## [DATASET EXTRACT]
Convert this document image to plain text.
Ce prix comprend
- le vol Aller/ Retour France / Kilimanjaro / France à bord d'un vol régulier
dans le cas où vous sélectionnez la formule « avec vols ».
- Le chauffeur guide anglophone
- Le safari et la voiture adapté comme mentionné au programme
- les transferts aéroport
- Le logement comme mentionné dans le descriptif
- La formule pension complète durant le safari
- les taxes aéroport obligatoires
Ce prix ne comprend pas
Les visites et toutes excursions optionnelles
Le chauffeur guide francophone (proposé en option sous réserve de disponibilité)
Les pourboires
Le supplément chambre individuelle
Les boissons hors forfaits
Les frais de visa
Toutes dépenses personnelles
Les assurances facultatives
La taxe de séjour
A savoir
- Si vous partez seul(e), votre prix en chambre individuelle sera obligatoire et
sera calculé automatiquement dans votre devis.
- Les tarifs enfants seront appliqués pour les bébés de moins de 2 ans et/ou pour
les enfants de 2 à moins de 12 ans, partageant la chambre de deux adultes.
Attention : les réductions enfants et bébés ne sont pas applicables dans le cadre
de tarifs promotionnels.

## [GOAL]
Check each line of the records for the word "tarifs", and show the lines that contain it.

## [SOLUTION FOR THIS TASK]
- Les tarifs enfants seront appliqués pour les bébés de moins de 2 ans et/ou pour
de tarifs promotionnels.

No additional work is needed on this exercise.